----- Data supplied

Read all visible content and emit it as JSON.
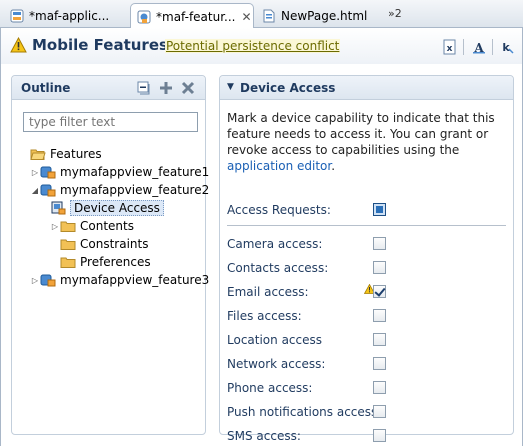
{
  "tabs": [
    {
      "label": "*maf-applic...",
      "icon": "maf-application-icon",
      "active": false
    },
    {
      "label": "*maf-featur...",
      "icon": "maf-feature-icon",
      "active": true,
      "close": "✕"
    },
    {
      "label": "NewPage.html",
      "icon": "html-page-icon",
      "active": false
    }
  ],
  "tab_overflow": "»2",
  "editor": {
    "title": "Mobile Features",
    "warning_link": "Potential persistence conflict",
    "toolbar_icons": [
      "source-view-icon",
      "font-icon",
      "help-icon"
    ]
  },
  "outline": {
    "title": "Outline",
    "toolbar_icons": [
      "collapse-all-icon",
      "add-icon",
      "delete-icon"
    ],
    "filter_placeholder": "type filter text",
    "tree": [
      {
        "label": "Features",
        "icon": "folder-open-icon",
        "expanded": true
      },
      {
        "label": "mymafappview_feature1",
        "icon": "feature-icon",
        "expanded": false
      },
      {
        "label": "mymafappview_feature2",
        "icon": "feature-icon",
        "expanded": true
      },
      {
        "label": "Device Access",
        "icon": "device-access-icon",
        "selected": true
      },
      {
        "label": "Contents",
        "icon": "folder-icon",
        "expanded": false
      },
      {
        "label": "Constraints",
        "icon": "folder-icon"
      },
      {
        "label": "Preferences",
        "icon": "folder-icon"
      },
      {
        "label": "mymafappview_feature3",
        "icon": "feature-icon",
        "expanded": false
      }
    ]
  },
  "device_access": {
    "title": "Device Access",
    "description": "Mark a device capability to indicate that this feature needs to access it. You can grant or revoke access to capabilities using the ",
    "description_link": "application editor",
    "description_end": ".",
    "access_requests_label": "Access Requests:",
    "access_requests_checked": true,
    "capabilities": [
      {
        "label": "Camera access:",
        "checked": false,
        "warning": false
      },
      {
        "label": "Contacts access:",
        "checked": false,
        "warning": false
      },
      {
        "label": "Email access:",
        "checked": true,
        "warning": true
      },
      {
        "label": "Files access:",
        "checked": false,
        "warning": false
      },
      {
        "label": "Location access",
        "checked": false,
        "warning": false
      },
      {
        "label": "Network access:",
        "checked": false,
        "warning": false
      },
      {
        "label": "Phone access:",
        "checked": false,
        "warning": false
      },
      {
        "label": "Push notifications access:",
        "checked": false,
        "warning": false
      },
      {
        "label": "SMS access:",
        "checked": false,
        "warning": false
      }
    ]
  },
  "colors": {
    "accent": "#1f3a5f",
    "link": "#1a5fb4",
    "selection": "#dce8f7"
  }
}
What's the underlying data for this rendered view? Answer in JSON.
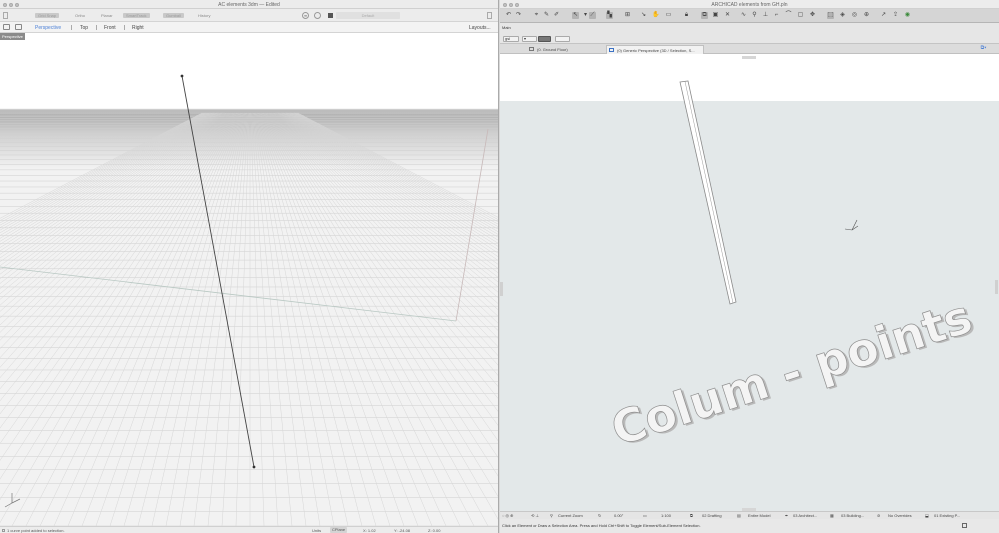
{
  "rhino": {
    "title": "AC elements 3dm — Edited",
    "toolbar": [
      "Grid Snap",
      "Ortho",
      "Planar",
      "SmartTrack",
      "Gumball",
      "History"
    ],
    "toolbar_dark": [
      true,
      false,
      false,
      true,
      true,
      false
    ],
    "command_placeholder": "Default",
    "views": [
      "Perspective",
      "Top",
      "Front",
      "Right"
    ],
    "layouts": "Layouts...",
    "viewport_label": "Perspective",
    "status": "1 curve point added to selection.",
    "units": "Units",
    "cplane": "CPlane",
    "x": "X: 1.02",
    "y": "Y: -24.08",
    "z": "Z: 0.00"
  },
  "archicad": {
    "title": "ARCHICAD elements from GH.pln",
    "main_label": "Main",
    "info": [
      "gsl",
      "▾"
    ],
    "tabs": [
      "(0. Ground Floor)",
      "(0) Generic Perspective (3D / Selection, S..."
    ],
    "text3d": "Colum - points",
    "bottom": [
      "Current Zoom",
      "0.00°",
      "1:100",
      "02 Drafting",
      "Entire Model",
      "03 Architect...",
      "03 Building...",
      "No Overrides",
      "01 Existing P..."
    ],
    "status": "Click an Element or Draw a Selection Area. Press and Hold Ctrl+Shift to Toggle Element/Sub-Element Selection."
  },
  "colors": {
    "accent": "#4a7fd6",
    "ac_canvas": "#e3e8e9"
  }
}
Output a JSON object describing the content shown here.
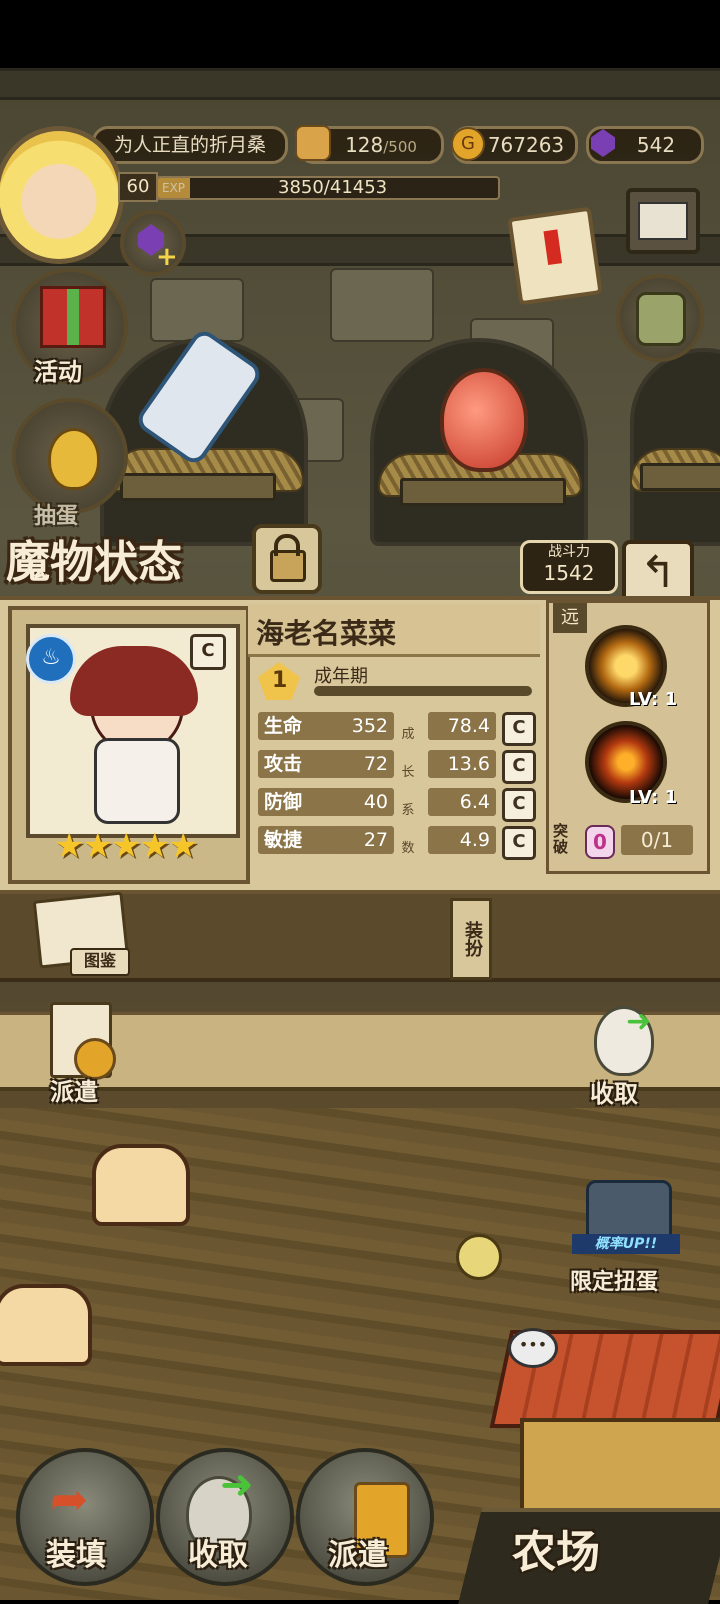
{
  "hud": {
    "player_name": "为人正直的折月桑",
    "stamina": "128",
    "stamina_max": "/500",
    "gold": "767263",
    "gems": "542",
    "level": "60",
    "exp_label": "EXP",
    "exp_text": "3850/41453",
    "exp_fraction": 0.093
  },
  "left_menu": {
    "activity": "活动",
    "gacha": "抽蛋"
  },
  "monster_panel": {
    "title": "魔物状态",
    "power_label": "战斗力",
    "power_value": "1542",
    "name": "海老名菜菜",
    "element_icon": "water-steam-icon",
    "grade_badge": "C",
    "stage_number": "1",
    "stage_label": "成年期",
    "stars": 5,
    "range_tag": "远",
    "growth_label_chars": [
      "成",
      "长",
      "系",
      "数"
    ],
    "stats": [
      {
        "name": "生命",
        "value": "352",
        "growth": "78.4",
        "grade": "C"
      },
      {
        "name": "攻击",
        "value": "72",
        "growth": "13.6",
        "grade": "C"
      },
      {
        "name": "防御",
        "value": "40",
        "growth": "6.4",
        "grade": "C"
      },
      {
        "name": "敏捷",
        "value": "27",
        "growth": "4.9",
        "grade": "C"
      }
    ],
    "skills": [
      {
        "icon": "radiant-fist-icon",
        "level": "LV: 1"
      },
      {
        "icon": "flaming-sword-icon",
        "level": "LV: 1"
      }
    ],
    "breakthrough_label": "突破",
    "breakthrough_count": "0",
    "breakthrough_progress": "0/1"
  },
  "mid_menu": {
    "encyclopedia": "图鉴",
    "dress_up": "装扮",
    "dispatch": "派遣",
    "collect": "收取",
    "limited_gacha": "限定扭蛋",
    "limited_banner": "概率UP!!"
  },
  "bottom_bar": {
    "load": "装填",
    "collect": "收取",
    "dispatch": "派遣",
    "farm": "农场"
  }
}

----------

Output the line containing "Output a JSON" along with every line after it to the end of the material, exactly as written, but without pictures.

▶ Response to this exercise
Output a JSON object describing the content shown here.
{
  "hud": {
    "player_name": "为人正直的折月桑",
    "stamina": "128",
    "stamina_max": "/500",
    "gold": "767263",
    "gems": "542",
    "level": "60",
    "exp_label": "EXP",
    "exp_text": "3850/41453",
    "exp_fraction": 0.093
  },
  "left_menu": {
    "activity": "活动",
    "gacha": "抽蛋"
  },
  "monster_panel": {
    "title": "魔物状态",
    "power_label": "战斗力",
    "power_value": "1542",
    "name": "海老名菜菜",
    "element_icon": "water-steam-icon",
    "grade_badge": "C",
    "stage_number": "1",
    "stage_label": "成年期",
    "stars": 5,
    "range_tag": "远",
    "growth_label_chars": [
      "成",
      "长",
      "系",
      "数"
    ],
    "stats": [
      {
        "name": "生命",
        "value": "352",
        "growth": "78.4",
        "grade": "C"
      },
      {
        "name": "攻击",
        "value": "72",
        "growth": "13.6",
        "grade": "C"
      },
      {
        "name": "防御",
        "value": "40",
        "growth": "6.4",
        "grade": "C"
      },
      {
        "name": "敏捷",
        "value": "27",
        "growth": "4.9",
        "grade": "C"
      }
    ],
    "skills": [
      {
        "icon": "radiant-fist-icon",
        "level": "LV: 1"
      },
      {
        "icon": "flaming-sword-icon",
        "level": "LV: 1"
      }
    ],
    "breakthrough_label": "突破",
    "breakthrough_count": "0",
    "breakthrough_progress": "0/1"
  },
  "mid_menu": {
    "encyclopedia": "图鉴",
    "dress_up": "装扮",
    "dispatch": "派遣",
    "collect": "收取",
    "limited_gacha": "限定扭蛋",
    "limited_banner": "概率UP!!"
  },
  "bottom_bar": {
    "load": "装填",
    "collect": "收取",
    "dispatch": "派遣",
    "farm": "农场"
  }
}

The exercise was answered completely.